Reproduce the following material exactly, including every line.

* * * * *

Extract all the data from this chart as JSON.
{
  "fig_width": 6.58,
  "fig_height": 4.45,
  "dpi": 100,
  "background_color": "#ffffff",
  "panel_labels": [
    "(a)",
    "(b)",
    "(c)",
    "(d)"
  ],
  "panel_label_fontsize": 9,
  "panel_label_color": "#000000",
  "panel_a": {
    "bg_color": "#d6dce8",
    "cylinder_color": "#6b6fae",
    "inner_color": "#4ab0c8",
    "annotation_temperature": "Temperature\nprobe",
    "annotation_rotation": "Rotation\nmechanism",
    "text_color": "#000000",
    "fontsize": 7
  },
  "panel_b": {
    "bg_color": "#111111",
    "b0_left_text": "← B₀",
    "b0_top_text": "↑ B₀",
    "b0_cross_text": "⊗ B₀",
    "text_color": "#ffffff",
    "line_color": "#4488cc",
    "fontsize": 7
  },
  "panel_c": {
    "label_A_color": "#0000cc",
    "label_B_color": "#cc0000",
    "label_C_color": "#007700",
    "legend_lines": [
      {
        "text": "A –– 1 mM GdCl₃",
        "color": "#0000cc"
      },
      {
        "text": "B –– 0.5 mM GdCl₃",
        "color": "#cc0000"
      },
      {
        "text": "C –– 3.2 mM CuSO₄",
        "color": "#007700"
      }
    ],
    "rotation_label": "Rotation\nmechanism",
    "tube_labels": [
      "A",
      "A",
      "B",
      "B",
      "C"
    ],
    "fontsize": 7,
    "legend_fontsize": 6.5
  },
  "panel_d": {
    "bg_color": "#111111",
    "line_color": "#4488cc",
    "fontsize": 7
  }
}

* * * * *

### SOLUTION TO THE EXERCISE
Extract all the data from this chart as JSON.
{
  "fig_width": 6.58,
  "fig_height": 4.45,
  "dpi": 100,
  "background_color": "#ffffff",
  "panel_labels": [
    "(a)",
    "(b)",
    "(c)",
    "(d)"
  ],
  "panel_label_fontsize": 9,
  "panel_label_color": "#000000",
  "panel_a": {
    "bg_color": "#d6dce8",
    "cylinder_color": "#6b6fae",
    "inner_color": "#4ab0c8",
    "annotation_temperature": "Temperature\nprobe",
    "annotation_rotation": "Rotation\nmechanism",
    "text_color": "#000000",
    "fontsize": 7
  },
  "panel_b": {
    "bg_color": "#111111",
    "b0_left_text": "← B₀",
    "b0_top_text": "↑ B₀",
    "b0_cross_text": "⊗ B₀",
    "text_color": "#ffffff",
    "line_color": "#4488cc",
    "fontsize": 7
  },
  "panel_c": {
    "label_A_color": "#0000cc",
    "label_B_color": "#cc0000",
    "label_C_color": "#007700",
    "legend_lines": [
      {
        "text": "A –– 1 mM GdCl₃",
        "color": "#0000cc"
      },
      {
        "text": "B –– 0.5 mM GdCl₃",
        "color": "#cc0000"
      },
      {
        "text": "C –– 3.2 mM CuSO₄",
        "color": "#007700"
      }
    ],
    "rotation_label": "Rotation\nmechanism",
    "tube_labels": [
      "A",
      "A",
      "B",
      "B",
      "C"
    ],
    "fontsize": 7,
    "legend_fontsize": 6.5
  },
  "panel_d": {
    "bg_color": "#111111",
    "line_color": "#4488cc",
    "fontsize": 7
  }
}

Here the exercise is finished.